# START OF MATERIAL PROVIDED
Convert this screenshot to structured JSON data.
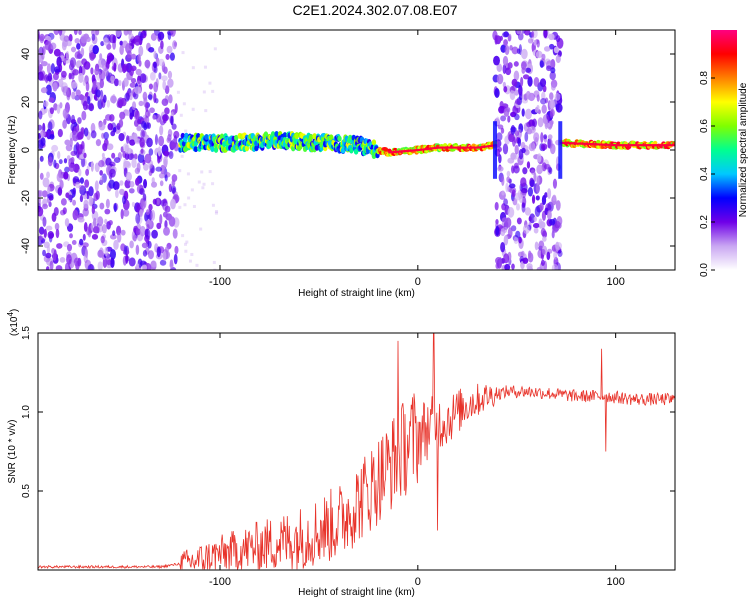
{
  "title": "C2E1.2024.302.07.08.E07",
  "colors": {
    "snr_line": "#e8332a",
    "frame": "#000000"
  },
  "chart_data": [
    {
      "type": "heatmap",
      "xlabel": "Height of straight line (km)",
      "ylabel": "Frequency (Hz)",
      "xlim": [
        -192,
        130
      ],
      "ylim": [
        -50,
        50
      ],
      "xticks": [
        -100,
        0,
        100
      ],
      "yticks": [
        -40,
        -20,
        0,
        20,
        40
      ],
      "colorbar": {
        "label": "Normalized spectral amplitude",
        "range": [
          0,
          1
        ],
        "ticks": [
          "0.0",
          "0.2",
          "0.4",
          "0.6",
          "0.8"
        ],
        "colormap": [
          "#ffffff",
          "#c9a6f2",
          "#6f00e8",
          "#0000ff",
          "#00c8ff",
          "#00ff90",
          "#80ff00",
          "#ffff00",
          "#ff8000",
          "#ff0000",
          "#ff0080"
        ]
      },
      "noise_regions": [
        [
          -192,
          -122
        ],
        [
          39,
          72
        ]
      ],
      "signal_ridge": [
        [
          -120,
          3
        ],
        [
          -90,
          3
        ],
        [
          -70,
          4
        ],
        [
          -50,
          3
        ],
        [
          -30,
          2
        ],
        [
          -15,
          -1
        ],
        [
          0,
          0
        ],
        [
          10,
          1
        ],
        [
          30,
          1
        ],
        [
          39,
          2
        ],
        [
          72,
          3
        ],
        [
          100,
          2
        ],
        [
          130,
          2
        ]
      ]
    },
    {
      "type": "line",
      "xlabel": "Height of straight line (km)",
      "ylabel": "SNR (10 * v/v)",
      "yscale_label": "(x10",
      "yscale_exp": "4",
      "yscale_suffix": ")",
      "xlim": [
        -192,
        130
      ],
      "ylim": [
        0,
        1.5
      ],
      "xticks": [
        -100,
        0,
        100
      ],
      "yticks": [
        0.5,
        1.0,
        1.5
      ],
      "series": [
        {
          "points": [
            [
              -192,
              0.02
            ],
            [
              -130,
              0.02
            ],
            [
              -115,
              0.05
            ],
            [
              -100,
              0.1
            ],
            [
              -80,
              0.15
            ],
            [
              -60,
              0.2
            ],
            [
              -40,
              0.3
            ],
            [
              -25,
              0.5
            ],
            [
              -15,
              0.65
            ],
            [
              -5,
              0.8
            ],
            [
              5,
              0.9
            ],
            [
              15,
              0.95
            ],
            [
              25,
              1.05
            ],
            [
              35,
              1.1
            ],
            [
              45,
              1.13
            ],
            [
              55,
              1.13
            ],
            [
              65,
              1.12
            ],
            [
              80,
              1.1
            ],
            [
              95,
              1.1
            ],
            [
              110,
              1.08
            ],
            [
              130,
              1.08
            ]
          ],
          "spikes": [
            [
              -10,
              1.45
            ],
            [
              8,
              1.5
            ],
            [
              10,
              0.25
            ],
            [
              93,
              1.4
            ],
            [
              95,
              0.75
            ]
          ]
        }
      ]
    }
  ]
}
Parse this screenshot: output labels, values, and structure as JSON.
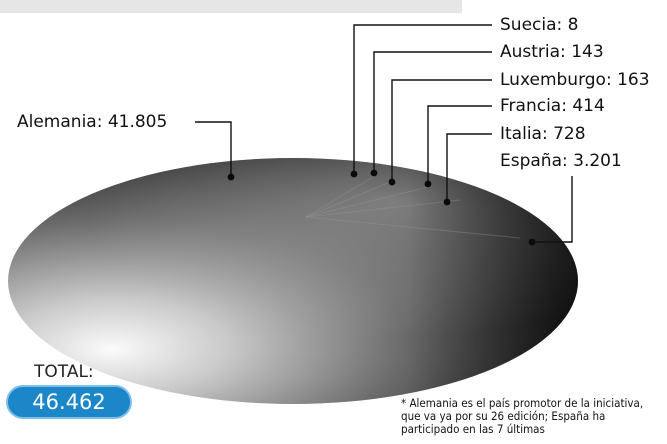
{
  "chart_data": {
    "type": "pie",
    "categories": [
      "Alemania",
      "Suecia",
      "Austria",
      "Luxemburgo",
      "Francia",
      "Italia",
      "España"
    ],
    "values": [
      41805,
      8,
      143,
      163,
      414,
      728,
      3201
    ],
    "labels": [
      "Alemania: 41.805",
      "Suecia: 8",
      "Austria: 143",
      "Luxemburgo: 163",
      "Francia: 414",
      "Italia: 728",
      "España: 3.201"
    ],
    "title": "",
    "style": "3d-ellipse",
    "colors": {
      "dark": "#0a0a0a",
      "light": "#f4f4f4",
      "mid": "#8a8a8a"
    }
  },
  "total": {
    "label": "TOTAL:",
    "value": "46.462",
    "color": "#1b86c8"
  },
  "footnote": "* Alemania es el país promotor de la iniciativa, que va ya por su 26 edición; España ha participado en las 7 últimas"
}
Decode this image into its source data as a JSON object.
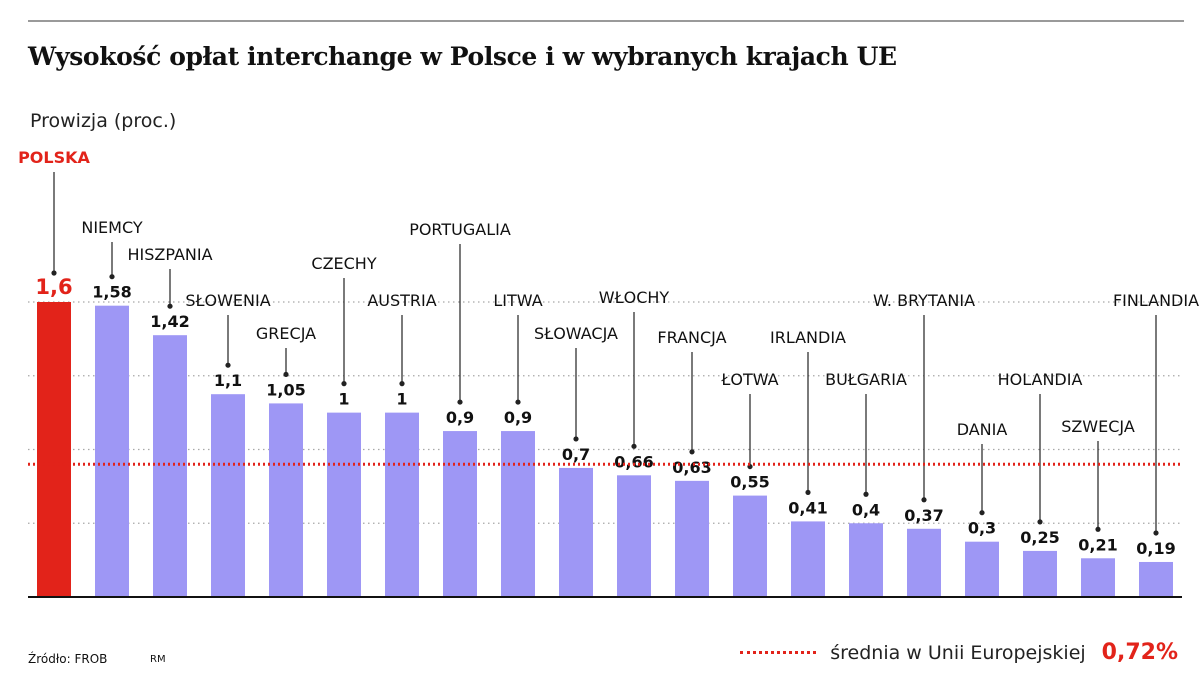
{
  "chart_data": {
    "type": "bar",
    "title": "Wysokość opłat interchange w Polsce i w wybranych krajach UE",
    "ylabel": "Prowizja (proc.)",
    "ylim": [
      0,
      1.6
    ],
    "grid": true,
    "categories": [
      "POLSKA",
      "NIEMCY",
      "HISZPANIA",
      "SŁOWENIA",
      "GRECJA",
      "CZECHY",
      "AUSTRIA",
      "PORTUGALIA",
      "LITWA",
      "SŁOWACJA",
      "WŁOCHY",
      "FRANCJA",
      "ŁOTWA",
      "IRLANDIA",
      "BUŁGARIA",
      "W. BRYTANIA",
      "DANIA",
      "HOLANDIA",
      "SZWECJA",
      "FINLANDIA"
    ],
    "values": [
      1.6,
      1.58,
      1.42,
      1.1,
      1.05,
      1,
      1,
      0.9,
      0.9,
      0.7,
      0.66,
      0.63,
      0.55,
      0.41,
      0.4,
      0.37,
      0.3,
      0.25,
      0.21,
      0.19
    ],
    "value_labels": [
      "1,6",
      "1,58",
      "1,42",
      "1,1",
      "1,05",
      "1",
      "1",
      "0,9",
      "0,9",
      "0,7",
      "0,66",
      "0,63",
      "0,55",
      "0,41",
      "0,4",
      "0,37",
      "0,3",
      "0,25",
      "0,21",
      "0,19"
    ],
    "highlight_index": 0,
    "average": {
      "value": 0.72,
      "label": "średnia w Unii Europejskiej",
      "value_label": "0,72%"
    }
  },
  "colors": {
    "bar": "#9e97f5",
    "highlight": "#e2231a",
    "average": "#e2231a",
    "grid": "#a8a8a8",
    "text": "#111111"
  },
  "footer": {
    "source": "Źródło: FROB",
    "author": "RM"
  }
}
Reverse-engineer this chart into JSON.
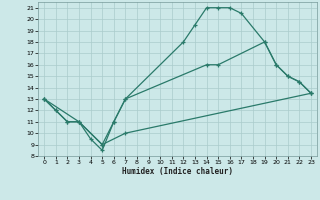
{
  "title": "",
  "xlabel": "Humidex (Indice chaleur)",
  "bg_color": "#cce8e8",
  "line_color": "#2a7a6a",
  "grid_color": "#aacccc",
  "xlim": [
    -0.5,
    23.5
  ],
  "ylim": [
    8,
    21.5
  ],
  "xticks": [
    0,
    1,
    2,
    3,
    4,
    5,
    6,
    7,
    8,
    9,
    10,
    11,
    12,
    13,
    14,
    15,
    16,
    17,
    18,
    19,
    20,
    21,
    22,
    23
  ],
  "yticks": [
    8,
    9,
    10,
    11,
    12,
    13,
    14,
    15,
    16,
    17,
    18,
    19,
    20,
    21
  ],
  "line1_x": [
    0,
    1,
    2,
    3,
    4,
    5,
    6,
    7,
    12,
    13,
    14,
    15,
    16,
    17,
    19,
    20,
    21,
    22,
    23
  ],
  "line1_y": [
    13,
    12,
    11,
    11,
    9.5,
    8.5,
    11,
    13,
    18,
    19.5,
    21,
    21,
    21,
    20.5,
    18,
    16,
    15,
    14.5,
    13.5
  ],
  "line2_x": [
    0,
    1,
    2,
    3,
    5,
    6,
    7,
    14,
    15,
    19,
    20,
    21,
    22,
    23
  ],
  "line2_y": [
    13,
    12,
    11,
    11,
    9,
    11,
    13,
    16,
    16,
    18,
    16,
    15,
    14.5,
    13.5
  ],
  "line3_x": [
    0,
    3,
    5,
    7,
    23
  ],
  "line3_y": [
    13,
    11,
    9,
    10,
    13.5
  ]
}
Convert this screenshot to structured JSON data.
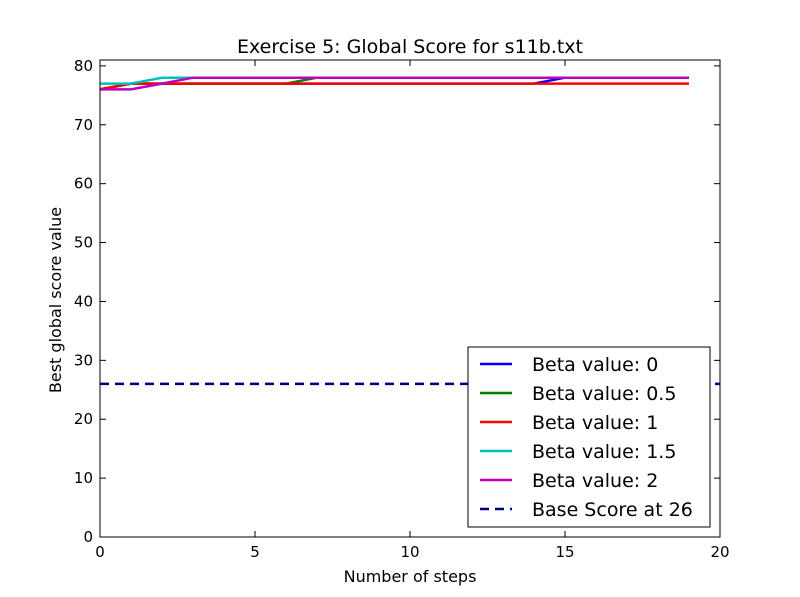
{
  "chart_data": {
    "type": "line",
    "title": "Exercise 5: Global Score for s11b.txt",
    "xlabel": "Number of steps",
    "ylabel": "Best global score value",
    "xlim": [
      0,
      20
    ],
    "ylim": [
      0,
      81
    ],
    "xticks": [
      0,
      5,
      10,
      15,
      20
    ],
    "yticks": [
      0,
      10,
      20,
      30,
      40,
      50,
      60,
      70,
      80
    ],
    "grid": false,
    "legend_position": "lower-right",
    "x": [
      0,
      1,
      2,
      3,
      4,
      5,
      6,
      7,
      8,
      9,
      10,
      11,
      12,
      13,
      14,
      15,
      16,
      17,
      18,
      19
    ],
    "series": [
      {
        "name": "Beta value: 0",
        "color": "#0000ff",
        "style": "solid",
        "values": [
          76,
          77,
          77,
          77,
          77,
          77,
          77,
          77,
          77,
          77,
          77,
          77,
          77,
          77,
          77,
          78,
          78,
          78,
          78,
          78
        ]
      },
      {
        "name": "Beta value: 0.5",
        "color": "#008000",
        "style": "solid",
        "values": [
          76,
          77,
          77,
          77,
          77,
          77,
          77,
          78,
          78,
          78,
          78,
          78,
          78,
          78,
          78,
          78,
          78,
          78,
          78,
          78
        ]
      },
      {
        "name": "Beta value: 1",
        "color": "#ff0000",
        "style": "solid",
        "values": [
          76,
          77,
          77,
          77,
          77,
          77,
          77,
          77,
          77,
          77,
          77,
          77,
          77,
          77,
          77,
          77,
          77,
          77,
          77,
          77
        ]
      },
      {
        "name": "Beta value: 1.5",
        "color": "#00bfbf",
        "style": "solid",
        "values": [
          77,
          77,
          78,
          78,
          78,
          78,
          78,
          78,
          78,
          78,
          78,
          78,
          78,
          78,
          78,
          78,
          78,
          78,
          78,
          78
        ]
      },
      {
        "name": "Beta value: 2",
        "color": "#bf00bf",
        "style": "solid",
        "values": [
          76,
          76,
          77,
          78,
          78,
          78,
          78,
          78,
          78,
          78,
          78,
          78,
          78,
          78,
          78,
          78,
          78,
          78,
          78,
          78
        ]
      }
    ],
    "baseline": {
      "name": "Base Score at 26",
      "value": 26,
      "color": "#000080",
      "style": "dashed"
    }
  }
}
# END OF MATERIAL PROVIDED
* AIM OF THE EXERCISE:
Reply with nothing except the number of lines in the listing above that include the string "this".

* FULL RESPONSE:
5